Data entries

= = = =

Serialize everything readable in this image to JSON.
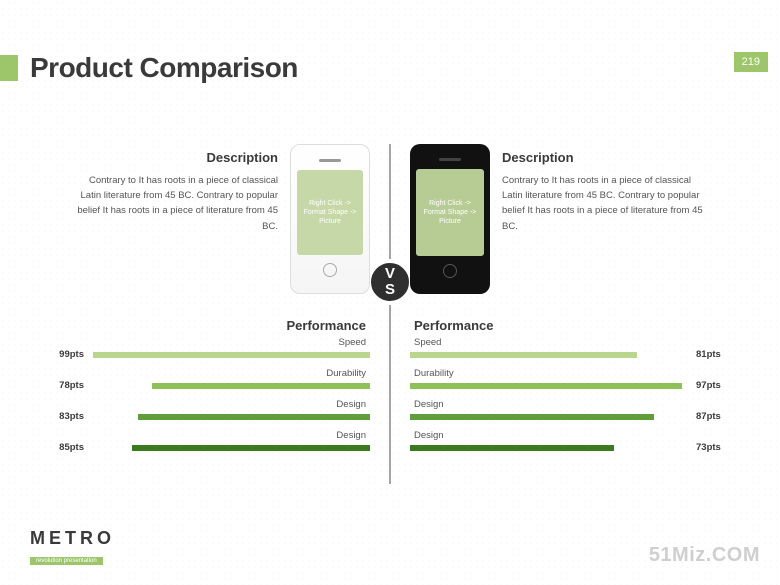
{
  "page": {
    "title": "Product Comparison",
    "number": "219",
    "vs": {
      "top": "V",
      "bottom": "S"
    },
    "accent_color": "#9dc66b",
    "divider_color": "#4a4a4a"
  },
  "phone_placeholder": "Right Click -> Format Shape -> Picture",
  "left": {
    "desc_heading": "Description",
    "desc_body": "Contrary to It has roots in a piece of classical Latin literature from 45 BC. Contrary to popular belief It has roots in a piece of literature from 45 BC.",
    "phone_style": "white",
    "perf_heading": "Performance",
    "bar_track_width": 280,
    "metrics": [
      {
        "label": "Speed",
        "pts": "99pts",
        "value": 99,
        "color": "#b9d68e"
      },
      {
        "label": "Durability",
        "pts": "78pts",
        "value": 78,
        "color": "#8fc159"
      },
      {
        "label": "Design",
        "pts": "83pts",
        "value": 83,
        "color": "#5f9e3a"
      },
      {
        "label": "Design",
        "pts": "85pts",
        "value": 85,
        "color": "#3b7a1f"
      }
    ]
  },
  "right": {
    "desc_heading": "Description",
    "desc_body": "Contrary to It has roots in a piece of classical Latin literature from 45 BC. Contrary to popular belief It has roots in a piece of literature from 45 BC.",
    "phone_style": "black",
    "perf_heading": "Performance",
    "bar_track_width": 280,
    "metrics": [
      {
        "label": "Speed",
        "pts": "81pts",
        "value": 81,
        "color": "#b9d68e"
      },
      {
        "label": "Durability",
        "pts": "97pts",
        "value": 97,
        "color": "#8fc159"
      },
      {
        "label": "Design",
        "pts": "87pts",
        "value": 87,
        "color": "#5f9e3a"
      },
      {
        "label": "Design",
        "pts": "73pts",
        "value": 73,
        "color": "#3b7a1f"
      }
    ]
  },
  "footer": {
    "logo_text": "METRO",
    "logo_sub": "revolution presentation",
    "watermark": "51Miz.COM"
  }
}
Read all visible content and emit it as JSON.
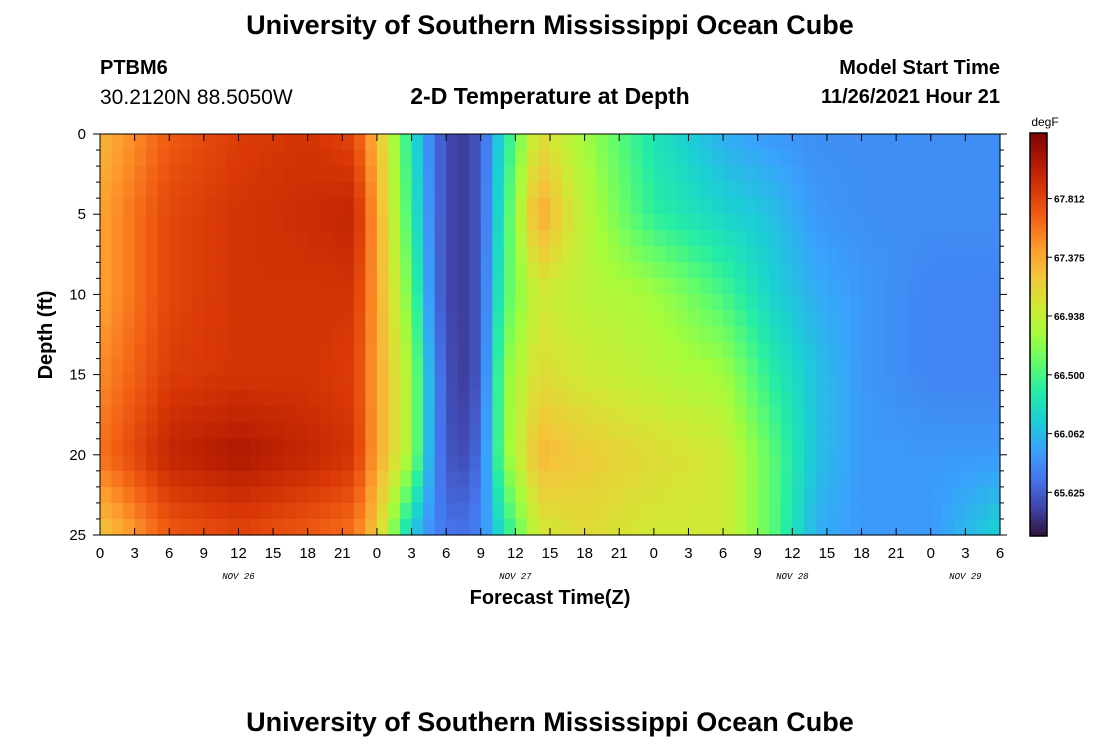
{
  "header": {
    "title": "University of Southern Mississippi Ocean Cube",
    "station_id": "PTBM6",
    "coordinates": "30.2120N  88.5050W",
    "subtitle": "2-D Temperature at Depth",
    "model_start_label": "Model Start Time",
    "model_start_value": "11/26/2021 Hour 21"
  },
  "footer": {
    "title": "University of Southern Mississippi Ocean Cube"
  },
  "chart_data": {
    "type": "heatmap",
    "title": "2-D Temperature at Depth",
    "xlabel": "Forecast Time(Z)",
    "ylabel": "Depth (ft)",
    "ylim": [
      0,
      25
    ],
    "y_reversed": true,
    "y_ticks": [
      "0",
      "5",
      "10",
      "15",
      "20",
      "25"
    ],
    "x_tick_labels": [
      "0",
      "3",
      "6",
      "9",
      "12",
      "15",
      "18",
      "21",
      "0",
      "3",
      "6",
      "9",
      "12",
      "15",
      "18",
      "21",
      "0",
      "3",
      "6",
      "9",
      "12",
      "15",
      "18",
      "21",
      "0",
      "3",
      "6"
    ],
    "x_date_labels": [
      {
        "label": "NOV 26",
        "tick_index": 4
      },
      {
        "label": "NOV 27",
        "tick_index": 12
      },
      {
        "label": "NOV 28",
        "tick_index": 20
      },
      {
        "label": "NOV 29",
        "tick_index": 25
      }
    ],
    "x_hours_range": [
      0,
      78
    ],
    "colorbar": {
      "unit": "degF",
      "ticks": [
        "67.812",
        "67.375",
        "66.938",
        "66.500",
        "66.062",
        "65.625"
      ],
      "tick_values": [
        67.812,
        67.375,
        66.938,
        66.5,
        66.062,
        65.625
      ],
      "range": [
        65.3,
        68.3
      ],
      "colors": [
        "#30123b",
        "#4145ab",
        "#4675ed",
        "#39a2fc",
        "#1bcfd4",
        "#24eca6",
        "#61fc6c",
        "#a4fc3b",
        "#d1e834",
        "#f3c63a",
        "#fe9b2d",
        "#f36315",
        "#d93806",
        "#b11901",
        "#7a0402"
      ]
    },
    "depth_levels_ft": [
      0,
      5,
      10,
      15,
      20,
      25
    ],
    "time_hours": [
      0,
      6,
      12,
      18,
      22,
      24,
      27,
      29,
      31,
      33,
      35,
      38,
      42,
      48,
      54,
      58,
      62,
      66,
      72,
      78
    ],
    "temperature_degF": [
      [
        67.3,
        67.7,
        67.85,
        67.9,
        67.8,
        67.3,
        66.3,
        65.7,
        65.45,
        65.6,
        66.3,
        67.1,
        66.8,
        66.3,
        66.0,
        65.9,
        65.85,
        65.85,
        65.85,
        65.85
      ],
      [
        67.4,
        67.8,
        67.9,
        67.95,
        68.0,
        67.4,
        66.4,
        65.7,
        65.45,
        65.6,
        66.4,
        67.4,
        66.9,
        66.4,
        66.2,
        66.1,
        65.9,
        65.85,
        65.85,
        65.85
      ],
      [
        67.4,
        67.8,
        67.9,
        67.9,
        67.9,
        67.4,
        66.6,
        65.7,
        65.45,
        65.6,
        66.5,
        67.0,
        66.9,
        66.8,
        66.5,
        66.2,
        66.0,
        65.9,
        65.8,
        65.8
      ],
      [
        67.5,
        67.85,
        67.9,
        67.9,
        67.85,
        67.4,
        66.8,
        65.8,
        65.45,
        65.6,
        66.7,
        67.1,
        67.0,
        66.9,
        66.8,
        66.4,
        66.1,
        65.9,
        65.8,
        65.8
      ],
      [
        67.6,
        68.0,
        68.1,
        68.0,
        67.9,
        67.4,
        66.8,
        65.8,
        65.5,
        65.7,
        66.7,
        67.3,
        67.2,
        67.1,
        67.0,
        66.6,
        66.1,
        65.9,
        65.9,
        65.9
      ],
      [
        67.2,
        67.7,
        67.8,
        67.7,
        67.6,
        67.2,
        66.1,
        65.8,
        65.7,
        65.8,
        66.3,
        67.0,
        67.1,
        67.0,
        67.0,
        66.6,
        66.0,
        65.9,
        65.9,
        66.2
      ]
    ]
  }
}
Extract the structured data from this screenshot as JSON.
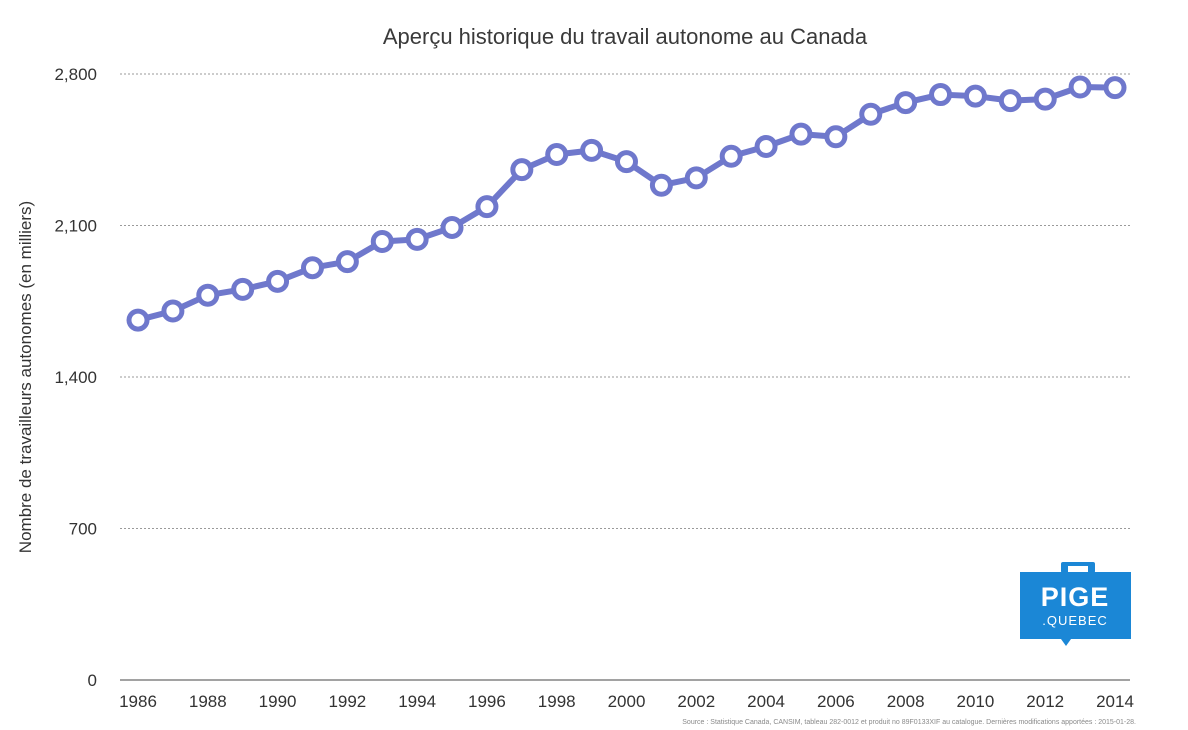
{
  "chart_data": {
    "type": "line",
    "title": "Aperçu historique du travail autonome au Canada",
    "xlabel": "",
    "ylabel": "Nombre de travailleurs autonomes (en milliers)",
    "x": [
      1986,
      1987,
      1988,
      1989,
      1990,
      1991,
      1992,
      1993,
      1994,
      1995,
      1996,
      1997,
      1998,
      1999,
      2000,
      2001,
      2002,
      2003,
      2004,
      2005,
      2006,
      2007,
      2008,
      2009,
      2010,
      2011,
      2012,
      2013,
      2014
    ],
    "x_tick_labels": [
      "1986",
      "1988",
      "1990",
      "1992",
      "1994",
      "1996",
      "1998",
      "2000",
      "2002",
      "2004",
      "2006",
      "2008",
      "2010",
      "2012",
      "2014"
    ],
    "series": [
      {
        "values": [
          1663,
          1705,
          1778,
          1805,
          1842,
          1905,
          1933,
          2026,
          2036,
          2091,
          2187,
          2358,
          2428,
          2447,
          2395,
          2286,
          2320,
          2420,
          2465,
          2522,
          2510,
          2614,
          2668,
          2705,
          2698,
          2677,
          2684,
          2740,
          2737
        ]
      }
    ],
    "ylim": [
      0,
      2800
    ],
    "y_ticks": [
      0,
      700,
      1400,
      2100,
      2800
    ],
    "y_tick_labels": [
      "0",
      "700",
      "1,400",
      "2,100",
      "2,800"
    ],
    "grid": true,
    "colors": {
      "series": "#6f78cc",
      "logo": "#1b87d6"
    },
    "source": "Source : Statistique Canada, CANSIM, tableau 282-0012 et produit no 89F0133XIF au catalogue. Dernières modifications apportées : 2015-01-28.",
    "logo": {
      "line1": "PIGE",
      "line2": ".QUEBEC",
      "icon": "briefcase-icon"
    }
  }
}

= = = =

Request
Set the data above down again exactly as given, with no pictures.

Full solution
Serialize everything readable in this image to JSON.
{
  "page": {
    "title": "Product Comparison",
    "number": "219",
    "vs": {
      "top": "V",
      "bottom": "S"
    },
    "accent_color": "#9dc66b",
    "divider_color": "#4a4a4a"
  },
  "phone_placeholder": "Right Click -> Format Shape -> Picture",
  "left": {
    "desc_heading": "Description",
    "desc_body": "Contrary to It has roots in a piece of classical Latin literature from 45 BC. Contrary to popular belief It has roots in a piece of literature from 45 BC.",
    "phone_style": "white",
    "perf_heading": "Performance",
    "bar_track_width": 280,
    "metrics": [
      {
        "label": "Speed",
        "pts": "99pts",
        "value": 99,
        "color": "#b9d68e"
      },
      {
        "label": "Durability",
        "pts": "78pts",
        "value": 78,
        "color": "#8fc159"
      },
      {
        "label": "Design",
        "pts": "83pts",
        "value": 83,
        "color": "#5f9e3a"
      },
      {
        "label": "Design",
        "pts": "85pts",
        "value": 85,
        "color": "#3b7a1f"
      }
    ]
  },
  "right": {
    "desc_heading": "Description",
    "desc_body": "Contrary to It has roots in a piece of classical Latin literature from 45 BC. Contrary to popular belief It has roots in a piece of literature from 45 BC.",
    "phone_style": "black",
    "perf_heading": "Performance",
    "bar_track_width": 280,
    "metrics": [
      {
        "label": "Speed",
        "pts": "81pts",
        "value": 81,
        "color": "#b9d68e"
      },
      {
        "label": "Durability",
        "pts": "97pts",
        "value": 97,
        "color": "#8fc159"
      },
      {
        "label": "Design",
        "pts": "87pts",
        "value": 87,
        "color": "#5f9e3a"
      },
      {
        "label": "Design",
        "pts": "73pts",
        "value": 73,
        "color": "#3b7a1f"
      }
    ]
  },
  "footer": {
    "logo_text": "METRO",
    "logo_sub": "revolution presentation",
    "watermark": "51Miz.COM"
  }
}
Read all visible content and emit it as JSON.
{
  "header": {
    "title": "University of Southern Mississippi Ocean Cube",
    "station_id": "PTBM6",
    "coordinates": "30.2120N  88.5050W",
    "subtitle": "2-D Temperature at Depth",
    "model_start_label": "Model Start Time",
    "model_start_value": "11/26/2021 Hour 21"
  },
  "footer": {
    "title": "University of Southern Mississippi Ocean Cube"
  },
  "chart_data": {
    "type": "heatmap",
    "title": "2-D Temperature at Depth",
    "xlabel": "Forecast Time(Z)",
    "ylabel": "Depth (ft)",
    "ylim": [
      0,
      25
    ],
    "y_reversed": true,
    "y_ticks": [
      "0",
      "5",
      "10",
      "15",
      "20",
      "25"
    ],
    "x_tick_labels": [
      "0",
      "3",
      "6",
      "9",
      "12",
      "15",
      "18",
      "21",
      "0",
      "3",
      "6",
      "9",
      "12",
      "15",
      "18",
      "21",
      "0",
      "3",
      "6",
      "9",
      "12",
      "15",
      "18",
      "21",
      "0",
      "3",
      "6"
    ],
    "x_date_labels": [
      {
        "label": "NOV 26",
        "tick_index": 4
      },
      {
        "label": "NOV 27",
        "tick_index": 12
      },
      {
        "label": "NOV 28",
        "tick_index": 20
      },
      {
        "label": "NOV 29",
        "tick_index": 25
      }
    ],
    "x_hours_range": [
      0,
      78
    ],
    "colorbar": {
      "unit": "degF",
      "ticks": [
        "67.812",
        "67.375",
        "66.938",
        "66.500",
        "66.062",
        "65.625"
      ],
      "tick_values": [
        67.812,
        67.375,
        66.938,
        66.5,
        66.062,
        65.625
      ],
      "range": [
        65.3,
        68.3
      ],
      "colors": [
        "#30123b",
        "#4145ab",
        "#4675ed",
        "#39a2fc",
        "#1bcfd4",
        "#24eca6",
        "#61fc6c",
        "#a4fc3b",
        "#d1e834",
        "#f3c63a",
        "#fe9b2d",
        "#f36315",
        "#d93806",
        "#b11901",
        "#7a0402"
      ]
    },
    "depth_levels_ft": [
      0,
      5,
      10,
      15,
      20,
      25
    ],
    "time_hours": [
      0,
      6,
      12,
      18,
      22,
      24,
      27,
      29,
      31,
      33,
      35,
      38,
      42,
      48,
      54,
      58,
      62,
      66,
      72,
      78
    ],
    "temperature_degF": [
      [
        67.3,
        67.7,
        67.85,
        67.9,
        67.8,
        67.3,
        66.3,
        65.7,
        65.45,
        65.6,
        66.3,
        67.1,
        66.8,
        66.3,
        66.0,
        65.9,
        65.85,
        65.85,
        65.85,
        65.85
      ],
      [
        67.4,
        67.8,
        67.9,
        67.95,
        68.0,
        67.4,
        66.4,
        65.7,
        65.45,
        65.6,
        66.4,
        67.4,
        66.9,
        66.4,
        66.2,
        66.1,
        65.9,
        65.85,
        65.85,
        65.85
      ],
      [
        67.4,
        67.8,
        67.9,
        67.9,
        67.9,
        67.4,
        66.6,
        65.7,
        65.45,
        65.6,
        66.5,
        67.0,
        66.9,
        66.8,
        66.5,
        66.2,
        66.0,
        65.9,
        65.8,
        65.8
      ],
      [
        67.5,
        67.85,
        67.9,
        67.9,
        67.85,
        67.4,
        66.8,
        65.8,
        65.45,
        65.6,
        66.7,
        67.1,
        67.0,
        66.9,
        66.8,
        66.4,
        66.1,
        65.9,
        65.8,
        65.8
      ],
      [
        67.6,
        68.0,
        68.1,
        68.0,
        67.9,
        67.4,
        66.8,
        65.8,
        65.5,
        65.7,
        66.7,
        67.3,
        67.2,
        67.1,
        67.0,
        66.6,
        66.1,
        65.9,
        65.9,
        65.9
      ],
      [
        67.2,
        67.7,
        67.8,
        67.7,
        67.6,
        67.2,
        66.1,
        65.8,
        65.7,
        65.8,
        66.3,
        67.0,
        67.1,
        67.0,
        67.0,
        66.6,
        66.0,
        65.9,
        65.9,
        66.2
      ]
    ]
  }
}
Extract the structured data from this screenshot as JSON.
{
  "chart_data": {
    "type": "line",
    "title": "Aperçu historique du travail autonome au Canada",
    "xlabel": "",
    "ylabel": "Nombre de travailleurs autonomes (en milliers)",
    "x": [
      1986,
      1987,
      1988,
      1989,
      1990,
      1991,
      1992,
      1993,
      1994,
      1995,
      1996,
      1997,
      1998,
      1999,
      2000,
      2001,
      2002,
      2003,
      2004,
      2005,
      2006,
      2007,
      2008,
      2009,
      2010,
      2011,
      2012,
      2013,
      2014
    ],
    "x_tick_labels": [
      "1986",
      "1988",
      "1990",
      "1992",
      "1994",
      "1996",
      "1998",
      "2000",
      "2002",
      "2004",
      "2006",
      "2008",
      "2010",
      "2012",
      "2014"
    ],
    "series": [
      {
        "values": [
          1663,
          1705,
          1778,
          1805,
          1842,
          1905,
          1933,
          2026,
          2036,
          2091,
          2187,
          2358,
          2428,
          2447,
          2395,
          2286,
          2320,
          2420,
          2465,
          2522,
          2510,
          2614,
          2668,
          2705,
          2698,
          2677,
          2684,
          2740,
          2737
        ]
      }
    ],
    "ylim": [
      0,
      2800
    ],
    "y_ticks": [
      0,
      700,
      1400,
      2100,
      2800
    ],
    "y_tick_labels": [
      "0",
      "700",
      "1,400",
      "2,100",
      "2,800"
    ],
    "grid": true,
    "colors": {
      "series": "#6f78cc",
      "logo": "#1b87d6"
    },
    "source": "Source : Statistique Canada, CANSIM, tableau 282-0012 et produit no 89F0133XIF au catalogue. Dernières modifications apportées : 2015-01-28.",
    "logo": {
      "line1": "PIGE",
      "line2": ".QUEBEC",
      "icon": "briefcase-icon"
    }
  }
}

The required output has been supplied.